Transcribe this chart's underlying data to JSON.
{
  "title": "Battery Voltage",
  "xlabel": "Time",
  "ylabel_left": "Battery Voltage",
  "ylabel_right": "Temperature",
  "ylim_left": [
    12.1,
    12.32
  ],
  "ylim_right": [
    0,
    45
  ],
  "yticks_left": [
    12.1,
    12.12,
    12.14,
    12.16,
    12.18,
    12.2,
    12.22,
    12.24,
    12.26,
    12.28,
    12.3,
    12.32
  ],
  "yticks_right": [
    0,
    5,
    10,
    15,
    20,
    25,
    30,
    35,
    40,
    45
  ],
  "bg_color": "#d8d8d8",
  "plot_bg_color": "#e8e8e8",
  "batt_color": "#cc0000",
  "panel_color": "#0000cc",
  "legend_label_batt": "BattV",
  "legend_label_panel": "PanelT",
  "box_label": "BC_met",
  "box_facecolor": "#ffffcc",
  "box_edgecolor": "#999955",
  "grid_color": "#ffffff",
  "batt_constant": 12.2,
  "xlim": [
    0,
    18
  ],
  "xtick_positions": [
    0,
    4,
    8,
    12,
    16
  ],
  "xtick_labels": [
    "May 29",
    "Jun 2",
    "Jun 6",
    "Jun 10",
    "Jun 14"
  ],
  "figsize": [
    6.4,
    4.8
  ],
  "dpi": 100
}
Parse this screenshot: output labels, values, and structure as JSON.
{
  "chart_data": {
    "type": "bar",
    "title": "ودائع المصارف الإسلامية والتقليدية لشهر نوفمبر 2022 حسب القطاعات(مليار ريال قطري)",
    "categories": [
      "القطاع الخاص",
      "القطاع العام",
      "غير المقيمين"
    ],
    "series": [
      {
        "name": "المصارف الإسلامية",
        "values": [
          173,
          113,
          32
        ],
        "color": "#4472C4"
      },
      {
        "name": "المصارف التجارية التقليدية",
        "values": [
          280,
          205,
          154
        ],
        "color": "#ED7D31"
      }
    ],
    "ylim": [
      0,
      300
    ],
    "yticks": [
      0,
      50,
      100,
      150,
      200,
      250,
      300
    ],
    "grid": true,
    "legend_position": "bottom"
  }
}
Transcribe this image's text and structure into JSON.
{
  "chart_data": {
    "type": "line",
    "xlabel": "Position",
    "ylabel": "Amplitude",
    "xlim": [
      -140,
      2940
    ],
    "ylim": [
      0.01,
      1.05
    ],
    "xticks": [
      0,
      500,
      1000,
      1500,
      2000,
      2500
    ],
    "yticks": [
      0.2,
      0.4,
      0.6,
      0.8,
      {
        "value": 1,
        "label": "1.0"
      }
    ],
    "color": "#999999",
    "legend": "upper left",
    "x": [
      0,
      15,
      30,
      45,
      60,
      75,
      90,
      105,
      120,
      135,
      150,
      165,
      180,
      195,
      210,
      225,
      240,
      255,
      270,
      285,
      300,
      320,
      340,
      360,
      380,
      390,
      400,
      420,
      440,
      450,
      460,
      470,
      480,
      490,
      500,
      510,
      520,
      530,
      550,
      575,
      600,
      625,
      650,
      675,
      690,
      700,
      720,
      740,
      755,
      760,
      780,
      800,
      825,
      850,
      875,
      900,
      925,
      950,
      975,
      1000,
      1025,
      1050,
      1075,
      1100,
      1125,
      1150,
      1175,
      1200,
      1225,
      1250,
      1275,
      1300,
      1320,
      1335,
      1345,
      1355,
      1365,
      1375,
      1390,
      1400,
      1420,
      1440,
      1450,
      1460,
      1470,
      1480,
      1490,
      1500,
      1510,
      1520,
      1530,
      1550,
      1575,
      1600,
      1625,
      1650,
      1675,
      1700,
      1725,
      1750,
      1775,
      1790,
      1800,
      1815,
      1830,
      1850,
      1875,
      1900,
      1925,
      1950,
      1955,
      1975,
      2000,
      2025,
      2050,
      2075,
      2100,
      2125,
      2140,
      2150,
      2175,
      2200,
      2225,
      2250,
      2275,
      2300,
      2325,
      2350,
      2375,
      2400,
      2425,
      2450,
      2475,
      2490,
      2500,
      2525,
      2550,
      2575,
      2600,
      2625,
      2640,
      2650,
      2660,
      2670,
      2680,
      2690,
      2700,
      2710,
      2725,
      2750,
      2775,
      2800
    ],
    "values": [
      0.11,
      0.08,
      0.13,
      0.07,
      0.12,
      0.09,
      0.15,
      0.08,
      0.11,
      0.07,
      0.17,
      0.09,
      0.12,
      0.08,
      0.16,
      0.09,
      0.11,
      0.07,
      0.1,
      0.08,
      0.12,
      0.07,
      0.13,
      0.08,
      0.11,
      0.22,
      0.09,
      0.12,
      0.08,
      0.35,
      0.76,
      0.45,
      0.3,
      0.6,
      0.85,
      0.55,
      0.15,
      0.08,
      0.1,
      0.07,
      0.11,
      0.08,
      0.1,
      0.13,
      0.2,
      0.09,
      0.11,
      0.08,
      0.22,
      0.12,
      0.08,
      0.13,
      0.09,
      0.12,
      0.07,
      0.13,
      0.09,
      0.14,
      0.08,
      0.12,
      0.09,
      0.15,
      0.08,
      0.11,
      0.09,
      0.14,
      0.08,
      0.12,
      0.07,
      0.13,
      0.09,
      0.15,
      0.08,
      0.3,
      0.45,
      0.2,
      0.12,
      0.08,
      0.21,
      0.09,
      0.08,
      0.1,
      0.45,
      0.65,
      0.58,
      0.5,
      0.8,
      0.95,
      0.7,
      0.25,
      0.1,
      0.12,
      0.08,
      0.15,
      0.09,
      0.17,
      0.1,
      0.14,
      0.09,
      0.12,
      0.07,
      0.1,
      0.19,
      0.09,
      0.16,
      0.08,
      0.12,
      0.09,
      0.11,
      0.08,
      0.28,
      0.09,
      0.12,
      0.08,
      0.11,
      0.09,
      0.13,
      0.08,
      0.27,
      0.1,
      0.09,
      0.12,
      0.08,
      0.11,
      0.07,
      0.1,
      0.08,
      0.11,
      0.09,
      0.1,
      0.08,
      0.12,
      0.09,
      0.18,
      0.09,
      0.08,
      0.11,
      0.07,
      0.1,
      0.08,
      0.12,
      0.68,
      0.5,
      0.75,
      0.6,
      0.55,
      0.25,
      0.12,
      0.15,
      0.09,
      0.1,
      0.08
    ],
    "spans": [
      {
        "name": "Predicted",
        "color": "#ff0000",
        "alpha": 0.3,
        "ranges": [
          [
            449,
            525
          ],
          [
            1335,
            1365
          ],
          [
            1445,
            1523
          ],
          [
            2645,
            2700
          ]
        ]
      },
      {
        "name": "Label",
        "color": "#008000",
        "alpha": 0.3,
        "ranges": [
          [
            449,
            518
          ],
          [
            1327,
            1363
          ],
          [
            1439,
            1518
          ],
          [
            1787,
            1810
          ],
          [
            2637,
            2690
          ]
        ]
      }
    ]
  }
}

▬▬▬

Return all of the above records exactly, leaving no line out.

Transcribe this chart's underlying data to JSON.
{
  "title": "Battery Voltage",
  "xlabel": "Time",
  "ylabel_left": "Battery Voltage",
  "ylabel_right": "Temperature",
  "ylim_left": [
    12.1,
    12.32
  ],
  "ylim_right": [
    0,
    45
  ],
  "yticks_left": [
    12.1,
    12.12,
    12.14,
    12.16,
    12.18,
    12.2,
    12.22,
    12.24,
    12.26,
    12.28,
    12.3,
    12.32
  ],
  "yticks_right": [
    0,
    5,
    10,
    15,
    20,
    25,
    30,
    35,
    40,
    45
  ],
  "bg_color": "#d8d8d8",
  "plot_bg_color": "#e8e8e8",
  "batt_color": "#cc0000",
  "panel_color": "#0000cc",
  "legend_label_batt": "BattV",
  "legend_label_panel": "PanelT",
  "box_label": "BC_met",
  "box_facecolor": "#ffffcc",
  "box_edgecolor": "#999955",
  "grid_color": "#ffffff",
  "batt_constant": 12.2,
  "xlim": [
    0,
    18
  ],
  "xtick_positions": [
    0,
    4,
    8,
    12,
    16
  ],
  "xtick_labels": [
    "May 29",
    "Jun 2",
    "Jun 6",
    "Jun 10",
    "Jun 14"
  ],
  "figsize": [
    6.4,
    4.8
  ],
  "dpi": 100
}
Parse this screenshot: output labels, values, and structure as JSON.
{
  "chart_data": {
    "type": "bar",
    "title": "ودائع المصارف الإسلامية والتقليدية لشهر نوفمبر 2022 حسب القطاعات(مليار ريال قطري)",
    "categories": [
      "القطاع الخاص",
      "القطاع العام",
      "غير المقيمين"
    ],
    "series": [
      {
        "name": "المصارف الإسلامية",
        "values": [
          173,
          113,
          32
        ],
        "color": "#4472C4"
      },
      {
        "name": "المصارف التجارية التقليدية",
        "values": [
          280,
          205,
          154
        ],
        "color": "#ED7D31"
      }
    ],
    "ylim": [
      0,
      300
    ],
    "yticks": [
      0,
      50,
      100,
      150,
      200,
      250,
      300
    ],
    "grid": true,
    "legend_position": "bottom"
  }
}
Transcribe this image's text and structure into JSON.
{
  "chart_data": {
    "type": "line",
    "xlabel": "Position",
    "ylabel": "Amplitude",
    "xlim": [
      -140,
      2940
    ],
    "ylim": [
      0.01,
      1.05
    ],
    "xticks": [
      0,
      500,
      1000,
      1500,
      2000,
      2500
    ],
    "yticks": [
      0.2,
      0.4,
      0.6,
      0.8,
      {
        "value": 1,
        "label": "1.0"
      }
    ],
    "color": "#999999",
    "legend": "upper left",
    "x": [
      0,
      15,
      30,
      45,
      60,
      75,
      90,
      105,
      120,
      135,
      150,
      165,
      180,
      195,
      210,
      225,
      240,
      255,
      270,
      285,
      300,
      320,
      340,
      360,
      380,
      390,
      400,
      420,
      440,
      450,
      460,
      470,
      480,
      490,
      500,
      510,
      520,
      530,
      550,
      575,
      600,
      625,
      650,
      675,
      690,
      700,
      720,
      740,
      755,
      760,
      780,
      800,
      825,
      850,
      875,
      900,
      925,
      950,
      975,
      1000,
      1025,
      1050,
      1075,
      1100,
      1125,
      1150,
      1175,
      1200,
      1225,
      1250,
      1275,
      1300,
      1320,
      1335,
      1345,
      1355,
      1365,
      1375,
      1390,
      1400,
      1420,
      1440,
      1450,
      1460,
      1470,
      1480,
      1490,
      1500,
      1510,
      1520,
      1530,
      1550,
      1575,
      1600,
      1625,
      1650,
      1675,
      1700,
      1725,
      1750,
      1775,
      1790,
      1800,
      1815,
      1830,
      1850,
      1875,
      1900,
      1925,
      1950,
      1955,
      1975,
      2000,
      2025,
      2050,
      2075,
      2100,
      2125,
      2140,
      2150,
      2175,
      2200,
      2225,
      2250,
      2275,
      2300,
      2325,
      2350,
      2375,
      2400,
      2425,
      2450,
      2475,
      2490,
      2500,
      2525,
      2550,
      2575,
      2600,
      2625,
      2640,
      2650,
      2660,
      2670,
      2680,
      2690,
      2700,
      2710,
      2725,
      2750,
      2775,
      2800
    ],
    "values": [
      0.11,
      0.08,
      0.13,
      0.07,
      0.12,
      0.09,
      0.15,
      0.08,
      0.11,
      0.07,
      0.17,
      0.09,
      0.12,
      0.08,
      0.16,
      0.09,
      0.11,
      0.07,
      0.1,
      0.08,
      0.12,
      0.07,
      0.13,
      0.08,
      0.11,
      0.22,
      0.09,
      0.12,
      0.08,
      0.35,
      0.76,
      0.45,
      0.3,
      0.6,
      0.85,
      0.55,
      0.15,
      0.08,
      0.1,
      0.07,
      0.11,
      0.08,
      0.1,
      0.13,
      0.2,
      0.09,
      0.11,
      0.08,
      0.22,
      0.12,
      0.08,
      0.13,
      0.09,
      0.12,
      0.07,
      0.13,
      0.09,
      0.14,
      0.08,
      0.12,
      0.09,
      0.15,
      0.08,
      0.11,
      0.09,
      0.14,
      0.08,
      0.12,
      0.07,
      0.13,
      0.09,
      0.15,
      0.08,
      0.3,
      0.45,
      0.2,
      0.12,
      0.08,
      0.21,
      0.09,
      0.08,
      0.1,
      0.45,
      0.65,
      0.58,
      0.5,
      0.8,
      0.95,
      0.7,
      0.25,
      0.1,
      0.12,
      0.08,
      0.15,
      0.09,
      0.17,
      0.1,
      0.14,
      0.09,
      0.12,
      0.07,
      0.1,
      0.19,
      0.09,
      0.16,
      0.08,
      0.12,
      0.09,
      0.11,
      0.08,
      0.28,
      0.09,
      0.12,
      0.08,
      0.11,
      0.09,
      0.13,
      0.08,
      0.27,
      0.1,
      0.09,
      0.12,
      0.08,
      0.11,
      0.07,
      0.1,
      0.08,
      0.11,
      0.09,
      0.1,
      0.08,
      0.12,
      0.09,
      0.18,
      0.09,
      0.08,
      0.11,
      0.07,
      0.1,
      0.08,
      0.12,
      0.68,
      0.5,
      0.75,
      0.6,
      0.55,
      0.25,
      0.12,
      0.15,
      0.09,
      0.1,
      0.08
    ],
    "spans": [
      {
        "name": "Predicted",
        "color": "#ff0000",
        "alpha": 0.3,
        "ranges": [
          [
            449,
            525
          ],
          [
            1335,
            1365
          ],
          [
            1445,
            1523
          ],
          [
            2645,
            2700
          ]
        ]
      },
      {
        "name": "Label",
        "color": "#008000",
        "alpha": 0.3,
        "ranges": [
          [
            449,
            518
          ],
          [
            1327,
            1363
          ],
          [
            1439,
            1518
          ],
          [
            1787,
            1810
          ],
          [
            2637,
            2690
          ]
        ]
      }
    ]
  }
}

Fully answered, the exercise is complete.